> **Aim**
Reproduce the listing word for word. Skip any image.

> **Material for this exercise**
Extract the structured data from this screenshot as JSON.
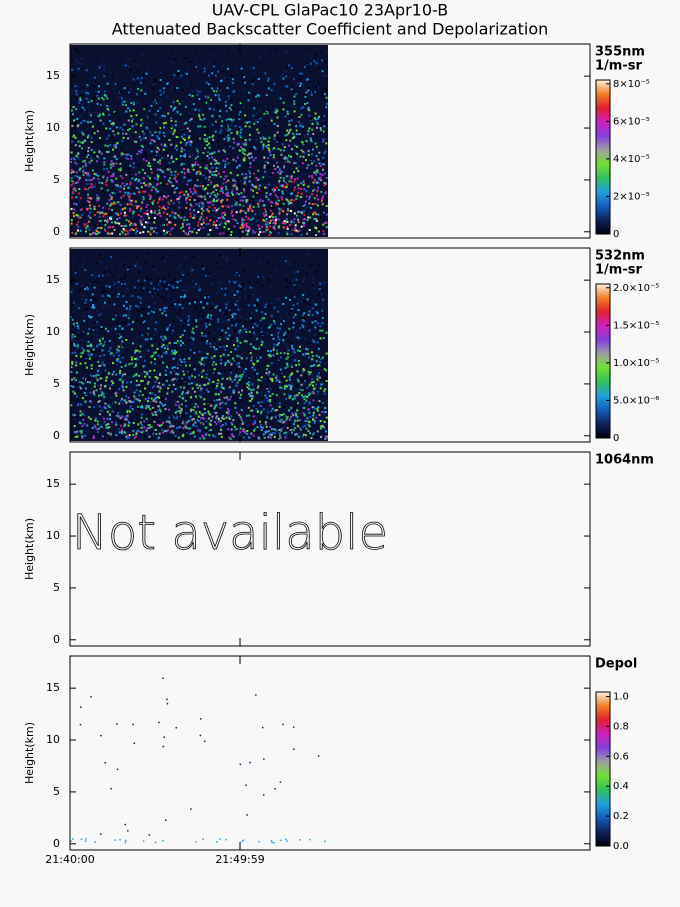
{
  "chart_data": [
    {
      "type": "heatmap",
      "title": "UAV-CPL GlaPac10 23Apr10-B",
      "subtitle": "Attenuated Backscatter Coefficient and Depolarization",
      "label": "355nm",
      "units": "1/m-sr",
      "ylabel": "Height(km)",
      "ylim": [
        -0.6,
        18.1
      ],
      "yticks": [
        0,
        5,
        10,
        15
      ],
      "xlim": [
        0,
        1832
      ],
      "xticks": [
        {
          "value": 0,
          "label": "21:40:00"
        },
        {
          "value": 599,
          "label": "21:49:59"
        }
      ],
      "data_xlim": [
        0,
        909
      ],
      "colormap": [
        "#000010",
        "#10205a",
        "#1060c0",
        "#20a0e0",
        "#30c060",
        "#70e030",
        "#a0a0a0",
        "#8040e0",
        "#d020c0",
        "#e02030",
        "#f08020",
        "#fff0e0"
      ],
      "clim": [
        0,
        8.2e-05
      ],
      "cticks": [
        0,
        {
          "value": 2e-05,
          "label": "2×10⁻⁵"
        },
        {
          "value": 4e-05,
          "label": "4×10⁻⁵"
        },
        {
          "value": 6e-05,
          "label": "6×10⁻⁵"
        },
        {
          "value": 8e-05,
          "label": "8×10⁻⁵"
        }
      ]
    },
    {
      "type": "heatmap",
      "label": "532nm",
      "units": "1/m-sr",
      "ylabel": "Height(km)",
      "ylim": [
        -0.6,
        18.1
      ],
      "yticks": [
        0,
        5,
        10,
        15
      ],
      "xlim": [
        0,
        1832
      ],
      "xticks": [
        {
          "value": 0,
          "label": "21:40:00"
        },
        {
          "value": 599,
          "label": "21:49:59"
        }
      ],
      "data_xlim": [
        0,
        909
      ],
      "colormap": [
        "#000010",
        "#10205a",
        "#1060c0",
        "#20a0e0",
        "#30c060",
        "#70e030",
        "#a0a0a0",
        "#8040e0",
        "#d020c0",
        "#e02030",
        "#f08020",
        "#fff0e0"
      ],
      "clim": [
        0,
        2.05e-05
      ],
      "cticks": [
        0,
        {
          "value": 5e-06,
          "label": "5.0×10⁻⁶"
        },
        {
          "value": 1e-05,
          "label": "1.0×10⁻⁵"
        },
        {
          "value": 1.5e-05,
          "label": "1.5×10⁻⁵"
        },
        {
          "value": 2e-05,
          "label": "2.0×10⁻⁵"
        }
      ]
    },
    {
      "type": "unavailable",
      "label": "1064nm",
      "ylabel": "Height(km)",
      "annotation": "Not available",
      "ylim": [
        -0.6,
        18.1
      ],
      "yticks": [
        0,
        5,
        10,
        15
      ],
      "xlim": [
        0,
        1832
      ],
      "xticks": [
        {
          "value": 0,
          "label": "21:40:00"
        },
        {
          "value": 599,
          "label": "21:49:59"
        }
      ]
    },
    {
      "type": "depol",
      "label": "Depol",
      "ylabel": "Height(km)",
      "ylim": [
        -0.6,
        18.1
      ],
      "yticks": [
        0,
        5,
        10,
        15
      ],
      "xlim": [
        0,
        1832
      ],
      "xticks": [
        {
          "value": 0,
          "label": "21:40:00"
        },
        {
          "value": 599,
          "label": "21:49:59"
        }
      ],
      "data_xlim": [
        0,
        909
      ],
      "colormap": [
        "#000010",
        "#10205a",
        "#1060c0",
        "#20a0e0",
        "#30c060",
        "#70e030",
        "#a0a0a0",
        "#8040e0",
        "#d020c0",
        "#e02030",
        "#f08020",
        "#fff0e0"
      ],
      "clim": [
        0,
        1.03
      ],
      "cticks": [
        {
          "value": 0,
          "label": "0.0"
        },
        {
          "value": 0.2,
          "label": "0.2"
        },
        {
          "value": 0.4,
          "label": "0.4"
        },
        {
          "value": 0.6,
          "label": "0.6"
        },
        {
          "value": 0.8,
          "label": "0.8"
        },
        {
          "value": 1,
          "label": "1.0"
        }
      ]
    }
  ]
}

> **Problem solution**
Extract the structured data from this screenshot as JSON.
{
  "chart_data": [
    {
      "type": "heatmap",
      "title": "UAV-CPL GlaPac10 23Apr10-B",
      "subtitle": "Attenuated Backscatter Coefficient and Depolarization",
      "label": "355nm",
      "units": "1/m-sr",
      "ylabel": "Height(km)",
      "ylim": [
        -0.6,
        18.1
      ],
      "yticks": [
        0,
        5,
        10,
        15
      ],
      "xlim": [
        0,
        1832
      ],
      "xticks": [
        {
          "value": 0,
          "label": "21:40:00"
        },
        {
          "value": 599,
          "label": "21:49:59"
        }
      ],
      "data_xlim": [
        0,
        909
      ],
      "colormap": [
        "#000010",
        "#10205a",
        "#1060c0",
        "#20a0e0",
        "#30c060",
        "#70e030",
        "#a0a0a0",
        "#8040e0",
        "#d020c0",
        "#e02030",
        "#f08020",
        "#fff0e0"
      ],
      "clim": [
        0,
        8.2e-05
      ],
      "cticks": [
        0,
        {
          "value": 2e-05,
          "label": "2×10⁻⁵"
        },
        {
          "value": 4e-05,
          "label": "4×10⁻⁵"
        },
        {
          "value": 6e-05,
          "label": "6×10⁻⁵"
        },
        {
          "value": 8e-05,
          "label": "8×10⁻⁵"
        }
      ]
    },
    {
      "type": "heatmap",
      "label": "532nm",
      "units": "1/m-sr",
      "ylabel": "Height(km)",
      "ylim": [
        -0.6,
        18.1
      ],
      "yticks": [
        0,
        5,
        10,
        15
      ],
      "xlim": [
        0,
        1832
      ],
      "xticks": [
        {
          "value": 0,
          "label": "21:40:00"
        },
        {
          "value": 599,
          "label": "21:49:59"
        }
      ],
      "data_xlim": [
        0,
        909
      ],
      "colormap": [
        "#000010",
        "#10205a",
        "#1060c0",
        "#20a0e0",
        "#30c060",
        "#70e030",
        "#a0a0a0",
        "#8040e0",
        "#d020c0",
        "#e02030",
        "#f08020",
        "#fff0e0"
      ],
      "clim": [
        0,
        2.05e-05
      ],
      "cticks": [
        0,
        {
          "value": 5e-06,
          "label": "5.0×10⁻⁶"
        },
        {
          "value": 1e-05,
          "label": "1.0×10⁻⁵"
        },
        {
          "value": 1.5e-05,
          "label": "1.5×10⁻⁵"
        },
        {
          "value": 2e-05,
          "label": "2.0×10⁻⁵"
        }
      ]
    },
    {
      "type": "unavailable",
      "label": "1064nm",
      "ylabel": "Height(km)",
      "annotation": "Not available",
      "ylim": [
        -0.6,
        18.1
      ],
      "yticks": [
        0,
        5,
        10,
        15
      ],
      "xlim": [
        0,
        1832
      ],
      "xticks": [
        {
          "value": 0,
          "label": "21:40:00"
        },
        {
          "value": 599,
          "label": "21:49:59"
        }
      ]
    },
    {
      "type": "depol",
      "label": "Depol",
      "ylabel": "Height(km)",
      "ylim": [
        -0.6,
        18.1
      ],
      "yticks": [
        0,
        5,
        10,
        15
      ],
      "xlim": [
        0,
        1832
      ],
      "xticks": [
        {
          "value": 0,
          "label": "21:40:00"
        },
        {
          "value": 599,
          "label": "21:49:59"
        }
      ],
      "data_xlim": [
        0,
        909
      ],
      "colormap": [
        "#000010",
        "#10205a",
        "#1060c0",
        "#20a0e0",
        "#30c060",
        "#70e030",
        "#a0a0a0",
        "#8040e0",
        "#d020c0",
        "#e02030",
        "#f08020",
        "#fff0e0"
      ],
      "clim": [
        0,
        1.03
      ],
      "cticks": [
        {
          "value": 0,
          "label": "0.0"
        },
        {
          "value": 0.2,
          "label": "0.2"
        },
        {
          "value": 0.4,
          "label": "0.4"
        },
        {
          "value": 0.6,
          "label": "0.6"
        },
        {
          "value": 0.8,
          "label": "0.8"
        },
        {
          "value": 1,
          "label": "1.0"
        }
      ]
    }
  ]
}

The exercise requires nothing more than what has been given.